— START EXTRACTED RECORDS —

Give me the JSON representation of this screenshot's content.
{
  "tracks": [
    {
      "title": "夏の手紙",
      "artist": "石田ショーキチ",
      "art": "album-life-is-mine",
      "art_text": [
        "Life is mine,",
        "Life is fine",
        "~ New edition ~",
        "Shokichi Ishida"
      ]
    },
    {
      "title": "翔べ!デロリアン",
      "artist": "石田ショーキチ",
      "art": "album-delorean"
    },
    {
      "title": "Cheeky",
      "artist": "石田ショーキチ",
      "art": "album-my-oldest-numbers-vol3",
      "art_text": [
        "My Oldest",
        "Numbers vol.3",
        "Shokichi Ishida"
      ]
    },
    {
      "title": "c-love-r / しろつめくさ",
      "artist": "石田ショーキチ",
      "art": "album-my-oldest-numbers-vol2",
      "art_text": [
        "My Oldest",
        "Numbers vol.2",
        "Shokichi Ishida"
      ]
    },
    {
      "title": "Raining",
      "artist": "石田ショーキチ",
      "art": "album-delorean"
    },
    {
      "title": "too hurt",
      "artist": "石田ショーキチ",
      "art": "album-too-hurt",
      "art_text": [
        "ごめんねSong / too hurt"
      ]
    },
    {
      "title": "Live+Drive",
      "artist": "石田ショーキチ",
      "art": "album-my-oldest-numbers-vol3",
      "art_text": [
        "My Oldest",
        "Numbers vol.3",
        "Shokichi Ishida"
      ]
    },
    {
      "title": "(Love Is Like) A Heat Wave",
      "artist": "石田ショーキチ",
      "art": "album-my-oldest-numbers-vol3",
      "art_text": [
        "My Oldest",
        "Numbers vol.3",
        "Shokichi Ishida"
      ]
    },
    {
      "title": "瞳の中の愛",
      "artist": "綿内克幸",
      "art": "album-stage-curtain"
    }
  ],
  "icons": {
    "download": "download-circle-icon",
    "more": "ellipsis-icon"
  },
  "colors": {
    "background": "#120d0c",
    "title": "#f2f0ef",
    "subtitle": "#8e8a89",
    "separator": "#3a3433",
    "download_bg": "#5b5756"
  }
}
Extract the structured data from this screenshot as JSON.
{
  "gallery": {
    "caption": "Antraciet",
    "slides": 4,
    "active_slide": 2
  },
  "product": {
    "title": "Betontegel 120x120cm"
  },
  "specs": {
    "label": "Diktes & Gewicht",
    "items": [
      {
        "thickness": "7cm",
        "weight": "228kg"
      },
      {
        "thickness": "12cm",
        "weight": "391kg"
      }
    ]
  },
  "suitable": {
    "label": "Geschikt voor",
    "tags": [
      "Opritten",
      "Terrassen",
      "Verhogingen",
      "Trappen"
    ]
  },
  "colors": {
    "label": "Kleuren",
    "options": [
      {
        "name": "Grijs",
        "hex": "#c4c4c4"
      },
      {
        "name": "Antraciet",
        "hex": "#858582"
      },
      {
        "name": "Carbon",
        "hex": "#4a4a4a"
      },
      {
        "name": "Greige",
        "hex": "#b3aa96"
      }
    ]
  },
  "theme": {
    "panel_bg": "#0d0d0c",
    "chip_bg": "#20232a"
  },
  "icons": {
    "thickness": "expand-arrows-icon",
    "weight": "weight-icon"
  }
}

— END EXTRACTED RECORDS —

» **GIVEN EXERCISE**
Through the last line of the entries above, beginning at the line containing "Extract the structured", transcribe each line exactly, both ends included and nothing more.

» **COMPLETE RESPONSE**
Extract the structured data from this screenshot as JSON.
{
  "gallery": {
    "caption": "Antraciet",
    "slides": 4,
    "active_slide": 2
  },
  "product": {
    "title": "Betontegel 120x120cm"
  },
  "specs": {
    "label": "Diktes & Gewicht",
    "items": [
      {
        "thickness": "7cm",
        "weight": "228kg"
      },
      {
        "thickness": "12cm",
        "weight": "391kg"
      }
    ]
  },
  "suitable": {
    "label": "Geschikt voor",
    "tags": [
      "Opritten",
      "Terrassen",
      "Verhogingen",
      "Trappen"
    ]
  },
  "colors": {
    "label": "Kleuren",
    "options": [
      {
        "name": "Grijs",
        "hex": "#c4c4c4"
      },
      {
        "name": "Antraciet",
        "hex": "#858582"
      },
      {
        "name": "Carbon",
        "hex": "#4a4a4a"
      },
      {
        "name": "Greige",
        "hex": "#b3aa96"
      }
    ]
  },
  "theme": {
    "panel_bg": "#0d0d0c",
    "chip_bg": "#20232a"
  },
  "icons": {
    "thickness": "expand-arrows-icon",
    "weight": "weight-icon"
  }
}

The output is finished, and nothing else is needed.